*** Exercise input

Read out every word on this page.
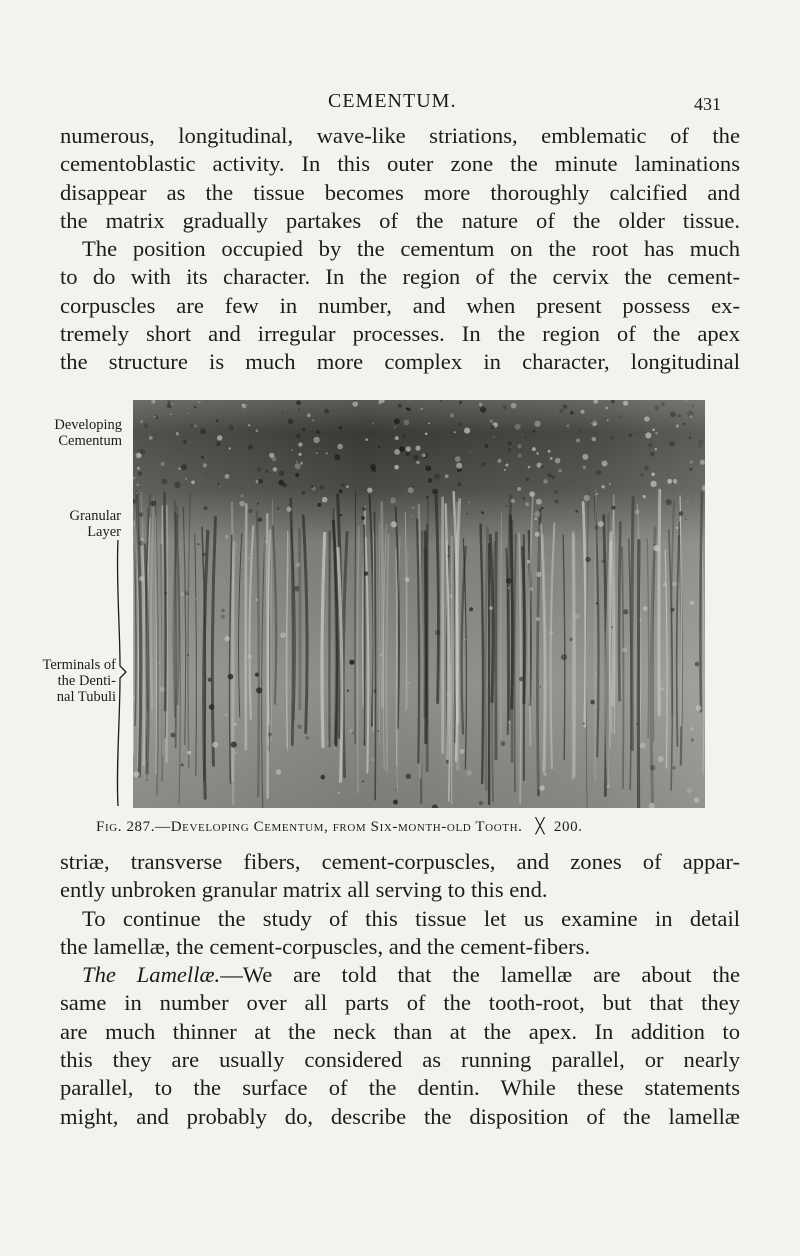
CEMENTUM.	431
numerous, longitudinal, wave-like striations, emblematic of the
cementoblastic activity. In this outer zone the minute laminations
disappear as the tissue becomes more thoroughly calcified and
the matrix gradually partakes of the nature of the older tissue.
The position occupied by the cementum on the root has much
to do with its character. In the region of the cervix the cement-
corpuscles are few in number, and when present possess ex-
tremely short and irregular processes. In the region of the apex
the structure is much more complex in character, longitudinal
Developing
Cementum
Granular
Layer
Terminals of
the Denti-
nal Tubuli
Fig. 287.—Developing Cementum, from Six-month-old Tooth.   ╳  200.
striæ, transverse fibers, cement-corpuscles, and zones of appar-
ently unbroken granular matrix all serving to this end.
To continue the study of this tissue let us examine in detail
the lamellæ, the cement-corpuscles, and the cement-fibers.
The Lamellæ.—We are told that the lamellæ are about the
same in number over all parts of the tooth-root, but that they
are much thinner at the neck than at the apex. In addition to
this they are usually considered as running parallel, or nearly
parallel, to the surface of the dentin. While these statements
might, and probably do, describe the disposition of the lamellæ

******
*** Exercise input

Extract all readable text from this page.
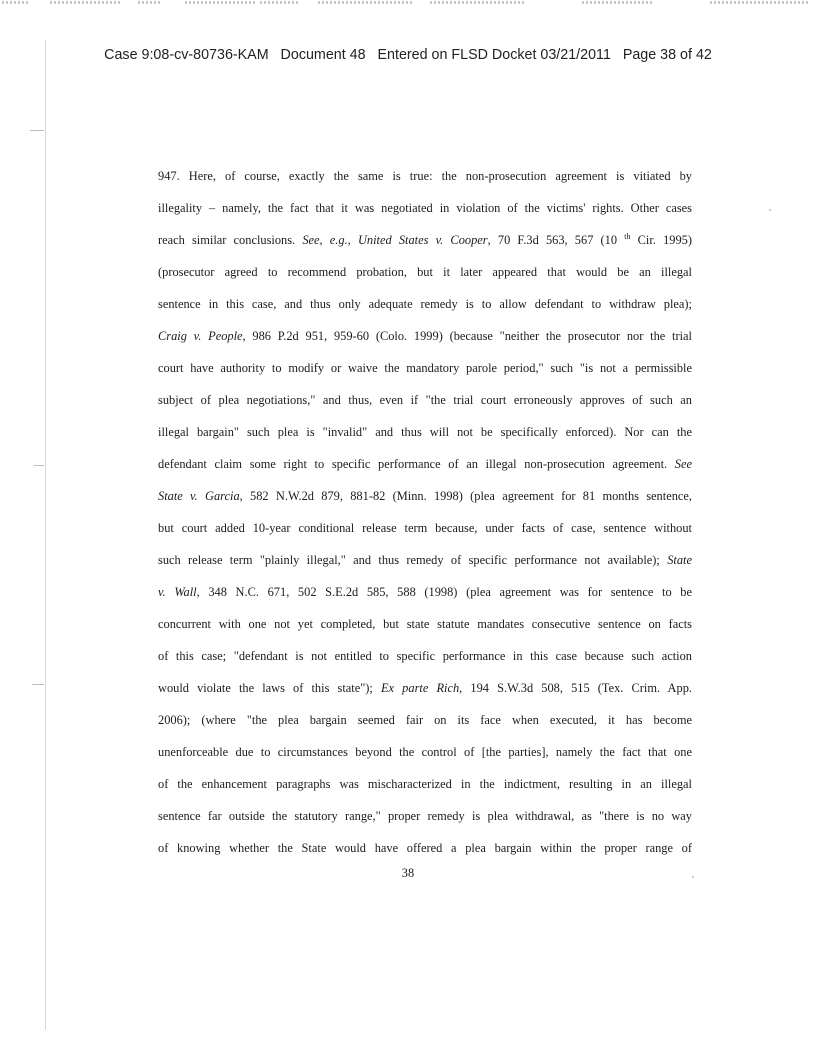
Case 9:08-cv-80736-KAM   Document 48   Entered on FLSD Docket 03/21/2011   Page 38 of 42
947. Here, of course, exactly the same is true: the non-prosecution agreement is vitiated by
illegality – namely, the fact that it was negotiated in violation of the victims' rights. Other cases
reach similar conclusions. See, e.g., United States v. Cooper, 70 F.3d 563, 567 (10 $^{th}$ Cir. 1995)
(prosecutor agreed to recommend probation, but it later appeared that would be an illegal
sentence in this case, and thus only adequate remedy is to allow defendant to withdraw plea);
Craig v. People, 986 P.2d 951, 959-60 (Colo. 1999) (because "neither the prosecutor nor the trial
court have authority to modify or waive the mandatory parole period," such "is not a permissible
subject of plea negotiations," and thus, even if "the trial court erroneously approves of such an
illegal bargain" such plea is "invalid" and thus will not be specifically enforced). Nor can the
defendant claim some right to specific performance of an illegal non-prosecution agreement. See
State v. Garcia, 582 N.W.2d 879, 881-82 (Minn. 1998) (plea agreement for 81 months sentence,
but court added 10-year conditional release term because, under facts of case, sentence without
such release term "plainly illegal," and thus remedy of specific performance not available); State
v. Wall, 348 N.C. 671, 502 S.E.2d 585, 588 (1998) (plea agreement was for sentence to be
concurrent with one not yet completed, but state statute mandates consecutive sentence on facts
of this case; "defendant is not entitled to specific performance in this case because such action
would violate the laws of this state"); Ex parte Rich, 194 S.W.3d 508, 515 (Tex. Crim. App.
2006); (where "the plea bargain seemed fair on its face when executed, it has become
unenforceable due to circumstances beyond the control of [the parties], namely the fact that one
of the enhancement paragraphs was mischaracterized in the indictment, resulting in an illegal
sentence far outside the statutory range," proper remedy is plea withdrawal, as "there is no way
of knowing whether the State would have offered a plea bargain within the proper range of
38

******
*** Exercise input

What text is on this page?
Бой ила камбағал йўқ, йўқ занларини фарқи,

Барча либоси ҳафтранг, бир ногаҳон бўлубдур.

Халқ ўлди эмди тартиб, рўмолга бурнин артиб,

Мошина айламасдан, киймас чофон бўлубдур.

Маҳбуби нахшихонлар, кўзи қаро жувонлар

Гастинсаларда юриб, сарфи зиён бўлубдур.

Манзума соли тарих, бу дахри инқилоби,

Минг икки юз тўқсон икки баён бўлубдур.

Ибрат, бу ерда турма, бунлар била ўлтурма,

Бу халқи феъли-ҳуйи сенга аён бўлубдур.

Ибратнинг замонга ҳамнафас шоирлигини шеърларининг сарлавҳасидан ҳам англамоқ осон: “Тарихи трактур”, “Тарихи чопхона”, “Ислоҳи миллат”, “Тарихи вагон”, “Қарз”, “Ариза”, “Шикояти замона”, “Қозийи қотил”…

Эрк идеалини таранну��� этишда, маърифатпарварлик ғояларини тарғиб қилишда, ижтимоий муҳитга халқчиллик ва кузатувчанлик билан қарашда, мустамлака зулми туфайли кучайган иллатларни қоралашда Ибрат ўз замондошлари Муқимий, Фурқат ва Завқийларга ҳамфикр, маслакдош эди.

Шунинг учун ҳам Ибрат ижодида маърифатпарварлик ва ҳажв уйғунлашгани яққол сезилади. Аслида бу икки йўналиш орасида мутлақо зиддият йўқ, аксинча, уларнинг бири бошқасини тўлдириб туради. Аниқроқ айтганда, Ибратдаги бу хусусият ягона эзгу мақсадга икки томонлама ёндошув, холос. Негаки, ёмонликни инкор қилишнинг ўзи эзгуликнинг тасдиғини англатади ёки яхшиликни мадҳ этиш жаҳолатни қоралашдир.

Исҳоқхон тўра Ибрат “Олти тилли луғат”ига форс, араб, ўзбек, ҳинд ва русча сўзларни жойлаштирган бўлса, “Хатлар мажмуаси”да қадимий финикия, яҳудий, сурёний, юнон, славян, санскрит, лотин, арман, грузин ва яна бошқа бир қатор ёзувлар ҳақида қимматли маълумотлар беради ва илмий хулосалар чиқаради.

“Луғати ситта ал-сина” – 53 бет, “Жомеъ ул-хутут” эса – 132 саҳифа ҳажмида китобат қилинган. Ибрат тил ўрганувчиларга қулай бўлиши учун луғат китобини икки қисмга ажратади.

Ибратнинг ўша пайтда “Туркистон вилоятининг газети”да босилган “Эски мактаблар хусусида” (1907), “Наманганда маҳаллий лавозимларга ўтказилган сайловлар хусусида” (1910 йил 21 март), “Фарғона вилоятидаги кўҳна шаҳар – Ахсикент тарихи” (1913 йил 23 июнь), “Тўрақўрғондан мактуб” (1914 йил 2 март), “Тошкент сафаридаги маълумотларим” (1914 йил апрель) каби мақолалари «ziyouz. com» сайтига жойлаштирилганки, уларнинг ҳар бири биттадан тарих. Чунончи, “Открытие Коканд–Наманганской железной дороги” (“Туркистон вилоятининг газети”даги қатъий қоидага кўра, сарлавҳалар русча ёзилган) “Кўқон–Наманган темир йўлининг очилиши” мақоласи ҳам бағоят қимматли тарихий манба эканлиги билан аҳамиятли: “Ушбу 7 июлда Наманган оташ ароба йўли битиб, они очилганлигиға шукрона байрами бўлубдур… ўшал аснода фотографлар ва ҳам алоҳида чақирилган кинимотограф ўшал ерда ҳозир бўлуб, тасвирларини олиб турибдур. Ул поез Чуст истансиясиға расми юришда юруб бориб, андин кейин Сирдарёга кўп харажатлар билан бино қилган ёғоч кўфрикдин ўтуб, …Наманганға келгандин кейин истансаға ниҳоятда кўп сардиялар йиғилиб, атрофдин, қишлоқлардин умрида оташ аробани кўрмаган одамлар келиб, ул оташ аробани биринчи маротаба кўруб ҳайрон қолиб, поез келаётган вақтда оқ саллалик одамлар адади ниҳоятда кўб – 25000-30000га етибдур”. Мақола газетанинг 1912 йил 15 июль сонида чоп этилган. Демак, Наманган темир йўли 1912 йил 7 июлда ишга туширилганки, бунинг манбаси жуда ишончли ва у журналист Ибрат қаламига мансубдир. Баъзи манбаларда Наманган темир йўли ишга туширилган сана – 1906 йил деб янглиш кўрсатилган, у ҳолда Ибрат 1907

******

▶ What you are asked to do: Provide only the number of lines in the entries that hold the word "from".

▶ Exercise answer: 2